DATA RECORDS:
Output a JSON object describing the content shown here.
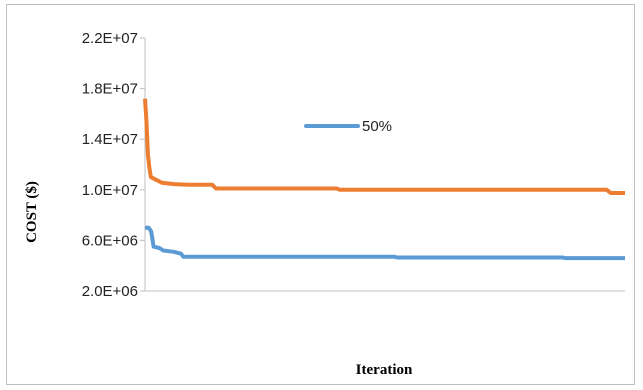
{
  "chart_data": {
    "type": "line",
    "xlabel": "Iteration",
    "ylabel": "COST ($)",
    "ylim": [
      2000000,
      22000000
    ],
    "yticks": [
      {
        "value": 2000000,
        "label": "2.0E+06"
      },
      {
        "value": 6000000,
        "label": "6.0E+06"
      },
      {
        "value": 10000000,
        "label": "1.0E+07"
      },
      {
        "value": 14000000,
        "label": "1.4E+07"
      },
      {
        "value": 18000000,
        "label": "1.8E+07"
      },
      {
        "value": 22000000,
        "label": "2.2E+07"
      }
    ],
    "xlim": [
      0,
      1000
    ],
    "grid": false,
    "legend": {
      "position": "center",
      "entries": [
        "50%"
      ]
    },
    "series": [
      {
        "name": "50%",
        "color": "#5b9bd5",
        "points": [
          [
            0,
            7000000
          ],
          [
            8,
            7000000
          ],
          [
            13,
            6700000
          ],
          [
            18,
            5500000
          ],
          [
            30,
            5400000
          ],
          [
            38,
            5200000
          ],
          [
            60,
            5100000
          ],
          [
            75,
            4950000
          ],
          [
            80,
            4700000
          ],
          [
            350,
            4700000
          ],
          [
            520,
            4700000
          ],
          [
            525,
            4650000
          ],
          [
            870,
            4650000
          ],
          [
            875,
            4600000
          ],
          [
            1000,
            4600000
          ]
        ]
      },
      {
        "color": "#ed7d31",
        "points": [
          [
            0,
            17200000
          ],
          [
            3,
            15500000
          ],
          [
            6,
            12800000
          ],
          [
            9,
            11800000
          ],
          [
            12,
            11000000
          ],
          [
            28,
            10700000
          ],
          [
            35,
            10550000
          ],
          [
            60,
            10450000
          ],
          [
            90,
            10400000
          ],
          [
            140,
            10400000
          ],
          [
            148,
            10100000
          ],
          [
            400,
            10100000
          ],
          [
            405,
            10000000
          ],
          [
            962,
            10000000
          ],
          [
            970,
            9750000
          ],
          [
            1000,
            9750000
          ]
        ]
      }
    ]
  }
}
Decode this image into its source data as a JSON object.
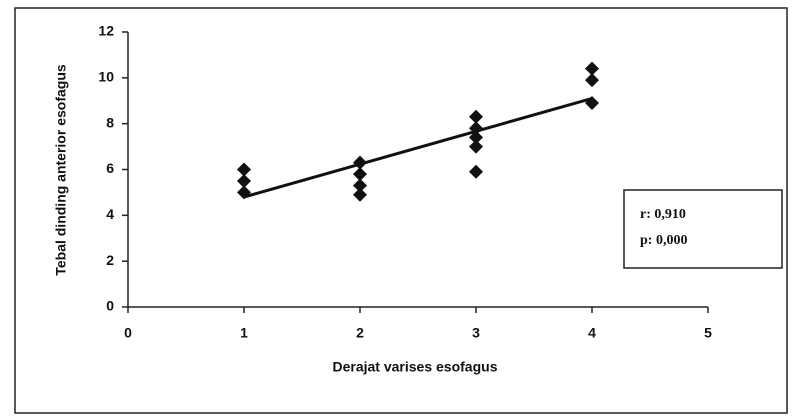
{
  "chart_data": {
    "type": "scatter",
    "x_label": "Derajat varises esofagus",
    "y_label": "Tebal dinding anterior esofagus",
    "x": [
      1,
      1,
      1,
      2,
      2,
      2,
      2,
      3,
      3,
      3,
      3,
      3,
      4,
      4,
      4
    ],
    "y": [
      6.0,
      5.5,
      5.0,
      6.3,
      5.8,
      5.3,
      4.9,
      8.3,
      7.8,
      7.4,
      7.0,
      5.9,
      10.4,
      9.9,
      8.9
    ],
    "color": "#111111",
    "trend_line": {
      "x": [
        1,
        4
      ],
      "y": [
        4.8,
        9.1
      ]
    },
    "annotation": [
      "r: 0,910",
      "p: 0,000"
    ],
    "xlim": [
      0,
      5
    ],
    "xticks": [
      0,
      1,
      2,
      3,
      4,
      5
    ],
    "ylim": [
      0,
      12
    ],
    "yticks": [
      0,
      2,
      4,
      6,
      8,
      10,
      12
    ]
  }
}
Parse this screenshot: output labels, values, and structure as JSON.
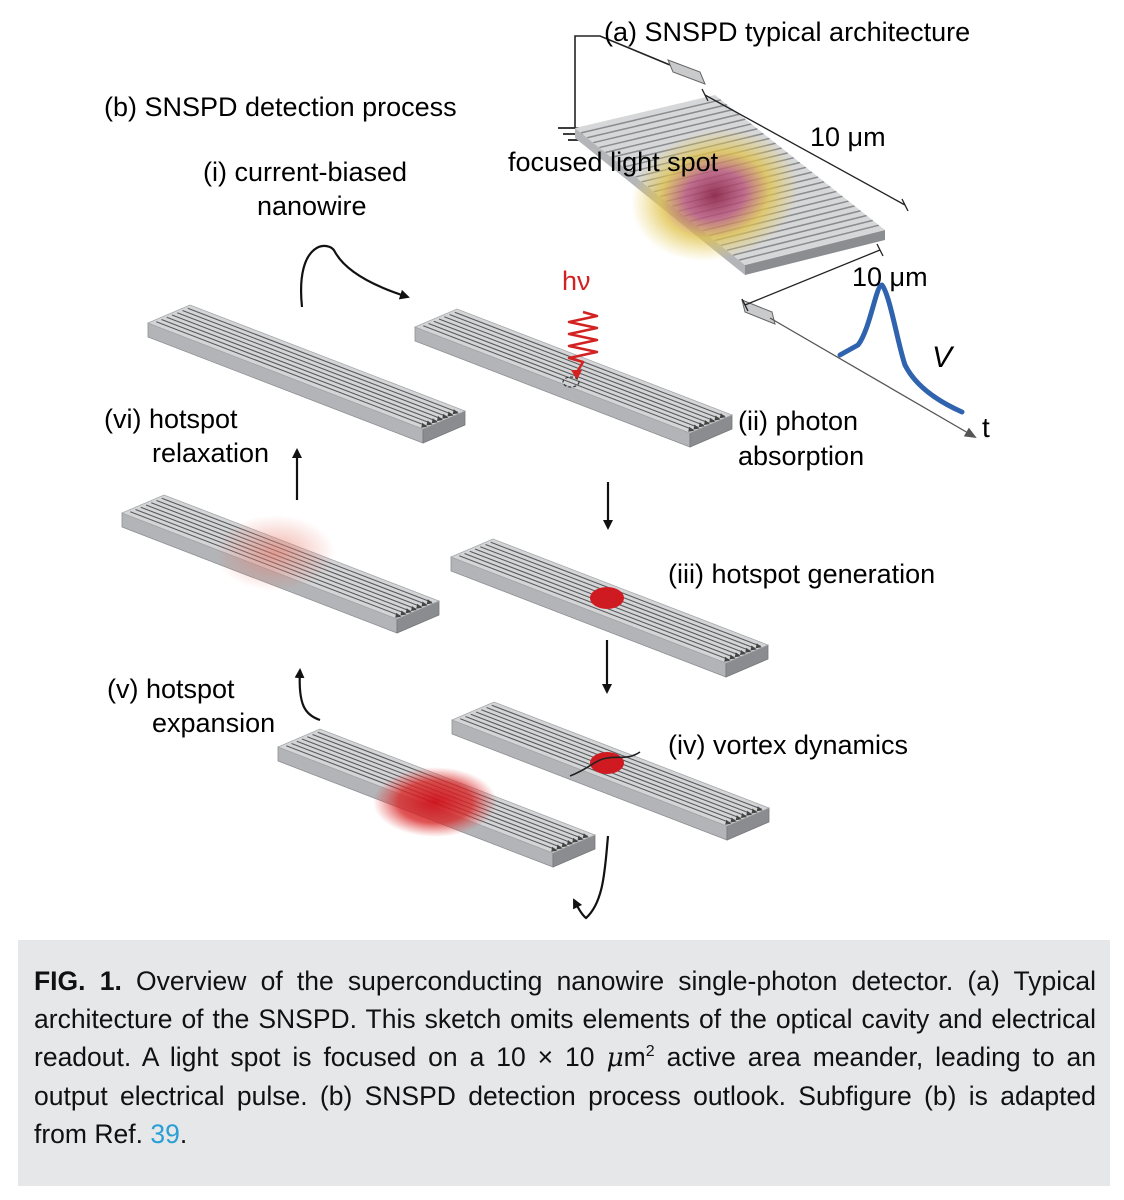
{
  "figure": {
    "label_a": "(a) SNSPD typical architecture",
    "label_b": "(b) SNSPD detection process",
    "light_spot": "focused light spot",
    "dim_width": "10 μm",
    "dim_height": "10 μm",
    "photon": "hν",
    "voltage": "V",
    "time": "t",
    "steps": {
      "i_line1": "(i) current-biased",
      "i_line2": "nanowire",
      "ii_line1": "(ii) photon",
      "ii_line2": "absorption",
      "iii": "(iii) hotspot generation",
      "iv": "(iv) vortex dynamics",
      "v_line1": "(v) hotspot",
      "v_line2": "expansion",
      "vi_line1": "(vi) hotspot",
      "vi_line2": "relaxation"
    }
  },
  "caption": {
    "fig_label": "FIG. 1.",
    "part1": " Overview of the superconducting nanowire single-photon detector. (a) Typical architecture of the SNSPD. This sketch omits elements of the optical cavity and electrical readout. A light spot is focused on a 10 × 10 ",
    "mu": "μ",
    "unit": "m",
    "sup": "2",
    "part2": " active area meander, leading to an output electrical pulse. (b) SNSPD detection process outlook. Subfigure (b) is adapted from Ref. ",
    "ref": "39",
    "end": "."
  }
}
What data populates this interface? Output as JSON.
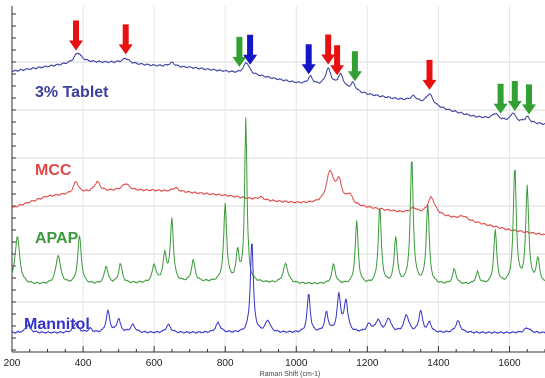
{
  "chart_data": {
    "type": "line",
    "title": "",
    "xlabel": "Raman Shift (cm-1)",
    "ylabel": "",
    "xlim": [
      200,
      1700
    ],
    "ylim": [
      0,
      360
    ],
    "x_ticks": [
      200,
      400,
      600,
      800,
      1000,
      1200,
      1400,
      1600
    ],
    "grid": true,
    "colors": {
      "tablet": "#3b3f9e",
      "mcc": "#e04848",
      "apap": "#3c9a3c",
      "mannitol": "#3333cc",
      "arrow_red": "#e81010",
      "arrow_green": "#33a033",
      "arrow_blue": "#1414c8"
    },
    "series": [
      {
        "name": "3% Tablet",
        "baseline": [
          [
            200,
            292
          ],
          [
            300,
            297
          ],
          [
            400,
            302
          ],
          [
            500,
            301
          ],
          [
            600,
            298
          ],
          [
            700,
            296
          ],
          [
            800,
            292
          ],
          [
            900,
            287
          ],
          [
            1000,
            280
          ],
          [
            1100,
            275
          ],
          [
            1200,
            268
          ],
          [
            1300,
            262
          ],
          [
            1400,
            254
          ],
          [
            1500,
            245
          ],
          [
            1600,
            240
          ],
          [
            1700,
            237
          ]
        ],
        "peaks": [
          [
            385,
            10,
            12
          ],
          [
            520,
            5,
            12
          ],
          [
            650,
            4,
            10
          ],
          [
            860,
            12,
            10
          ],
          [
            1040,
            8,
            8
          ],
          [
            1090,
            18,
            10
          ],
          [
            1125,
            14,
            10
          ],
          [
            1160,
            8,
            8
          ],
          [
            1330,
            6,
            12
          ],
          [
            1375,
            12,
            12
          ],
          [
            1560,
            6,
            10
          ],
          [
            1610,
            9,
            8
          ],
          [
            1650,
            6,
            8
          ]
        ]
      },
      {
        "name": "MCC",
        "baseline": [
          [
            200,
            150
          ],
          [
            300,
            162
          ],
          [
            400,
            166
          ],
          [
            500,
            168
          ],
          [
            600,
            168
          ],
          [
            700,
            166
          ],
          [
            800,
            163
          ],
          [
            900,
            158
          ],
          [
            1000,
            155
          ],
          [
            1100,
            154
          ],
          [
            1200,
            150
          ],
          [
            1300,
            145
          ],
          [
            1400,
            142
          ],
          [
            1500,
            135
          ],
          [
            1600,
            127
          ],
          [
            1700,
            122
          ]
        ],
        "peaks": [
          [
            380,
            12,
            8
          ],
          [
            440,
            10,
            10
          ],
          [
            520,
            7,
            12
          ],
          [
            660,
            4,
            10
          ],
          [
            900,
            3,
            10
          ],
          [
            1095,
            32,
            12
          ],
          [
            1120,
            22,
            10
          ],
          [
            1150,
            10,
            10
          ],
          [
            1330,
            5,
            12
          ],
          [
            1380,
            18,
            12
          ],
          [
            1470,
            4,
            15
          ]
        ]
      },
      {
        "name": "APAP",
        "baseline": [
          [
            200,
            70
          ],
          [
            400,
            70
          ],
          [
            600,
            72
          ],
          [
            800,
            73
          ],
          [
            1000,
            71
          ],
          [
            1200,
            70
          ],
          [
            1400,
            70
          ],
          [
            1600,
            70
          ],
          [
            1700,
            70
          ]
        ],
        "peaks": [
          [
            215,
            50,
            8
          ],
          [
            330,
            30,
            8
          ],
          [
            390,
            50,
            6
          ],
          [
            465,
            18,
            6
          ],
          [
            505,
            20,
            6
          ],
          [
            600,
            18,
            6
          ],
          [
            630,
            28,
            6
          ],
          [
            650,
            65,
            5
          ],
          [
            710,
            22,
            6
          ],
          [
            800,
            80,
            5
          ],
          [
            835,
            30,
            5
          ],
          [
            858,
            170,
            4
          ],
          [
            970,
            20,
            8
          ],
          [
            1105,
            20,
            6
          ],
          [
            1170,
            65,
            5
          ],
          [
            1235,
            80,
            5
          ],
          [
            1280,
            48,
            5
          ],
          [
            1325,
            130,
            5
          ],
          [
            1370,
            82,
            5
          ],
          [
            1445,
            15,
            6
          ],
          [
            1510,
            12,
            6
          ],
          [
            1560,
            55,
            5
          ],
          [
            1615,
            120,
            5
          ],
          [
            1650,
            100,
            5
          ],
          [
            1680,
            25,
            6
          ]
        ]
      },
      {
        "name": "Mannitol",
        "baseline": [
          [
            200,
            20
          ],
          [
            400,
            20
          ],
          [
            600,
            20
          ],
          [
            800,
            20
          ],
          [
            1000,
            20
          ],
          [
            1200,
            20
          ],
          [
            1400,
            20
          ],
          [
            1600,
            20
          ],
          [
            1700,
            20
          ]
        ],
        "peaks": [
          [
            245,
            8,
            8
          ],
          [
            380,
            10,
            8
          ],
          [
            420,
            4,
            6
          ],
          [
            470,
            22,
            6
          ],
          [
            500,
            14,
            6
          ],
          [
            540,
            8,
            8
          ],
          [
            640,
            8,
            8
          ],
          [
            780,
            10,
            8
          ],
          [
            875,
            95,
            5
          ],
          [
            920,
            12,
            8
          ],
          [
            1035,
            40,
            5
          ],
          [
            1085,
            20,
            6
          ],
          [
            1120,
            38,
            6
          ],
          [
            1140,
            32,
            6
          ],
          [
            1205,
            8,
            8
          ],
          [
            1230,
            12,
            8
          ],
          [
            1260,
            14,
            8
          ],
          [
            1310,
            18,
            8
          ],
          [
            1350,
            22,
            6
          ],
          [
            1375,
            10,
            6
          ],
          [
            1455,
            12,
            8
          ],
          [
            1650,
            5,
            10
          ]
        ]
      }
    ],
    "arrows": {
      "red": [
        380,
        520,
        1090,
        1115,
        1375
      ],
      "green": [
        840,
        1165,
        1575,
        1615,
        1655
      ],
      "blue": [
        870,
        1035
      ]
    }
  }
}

WHAT TO WORK ON: Looking at the records above, work out how many lines include the string "architecture". Give the number and nothing else.

CORRECT RESULT: 2